## What this task involves
Return the listing below in full, with every line exactly as it is.

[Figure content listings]
>> Begin

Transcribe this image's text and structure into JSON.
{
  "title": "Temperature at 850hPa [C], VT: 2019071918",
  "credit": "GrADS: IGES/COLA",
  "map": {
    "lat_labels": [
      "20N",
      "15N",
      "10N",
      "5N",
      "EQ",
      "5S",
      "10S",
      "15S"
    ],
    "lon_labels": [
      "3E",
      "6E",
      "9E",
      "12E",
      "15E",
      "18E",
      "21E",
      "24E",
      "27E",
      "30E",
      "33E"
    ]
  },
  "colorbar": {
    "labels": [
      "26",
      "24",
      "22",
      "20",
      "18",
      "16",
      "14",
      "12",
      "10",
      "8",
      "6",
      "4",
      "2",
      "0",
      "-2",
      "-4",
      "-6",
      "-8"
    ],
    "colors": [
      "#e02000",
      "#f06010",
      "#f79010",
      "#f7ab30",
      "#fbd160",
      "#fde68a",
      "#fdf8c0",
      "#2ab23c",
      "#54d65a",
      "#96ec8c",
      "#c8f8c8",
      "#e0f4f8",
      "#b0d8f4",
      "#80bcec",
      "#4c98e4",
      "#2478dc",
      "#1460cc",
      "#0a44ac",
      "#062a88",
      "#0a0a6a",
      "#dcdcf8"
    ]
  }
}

>> End

## Problem solution
Transcribe this image's text and structure into JSON.
{
  "title": "Temperature at 850hPa [C], VT: 2019071918",
  "credit": "GrADS: IGES/COLA",
  "map": {
    "lat_labels": [
      "20N",
      "15N",
      "10N",
      "5N",
      "EQ",
      "5S",
      "10S",
      "15S"
    ],
    "lon_labels": [
      "3E",
      "6E",
      "9E",
      "12E",
      "15E",
      "18E",
      "21E",
      "24E",
      "27E",
      "30E",
      "33E"
    ]
  },
  "colorbar": {
    "labels": [
      "26",
      "24",
      "22",
      "20",
      "18",
      "16",
      "14",
      "12",
      "10",
      "8",
      "6",
      "4",
      "2",
      "0",
      "-2",
      "-4",
      "-6",
      "-8"
    ],
    "colors": [
      "#e02000",
      "#f06010",
      "#f79010",
      "#f7ab30",
      "#fbd160",
      "#fde68a",
      "#fdf8c0",
      "#2ab23c",
      "#54d65a",
      "#96ec8c",
      "#c8f8c8",
      "#e0f4f8",
      "#b0d8f4",
      "#80bcec",
      "#4c98e4",
      "#2478dc",
      "#1460cc",
      "#0a44ac",
      "#062a88",
      "#0a0a6a",
      "#dcdcf8"
    ]
  }
}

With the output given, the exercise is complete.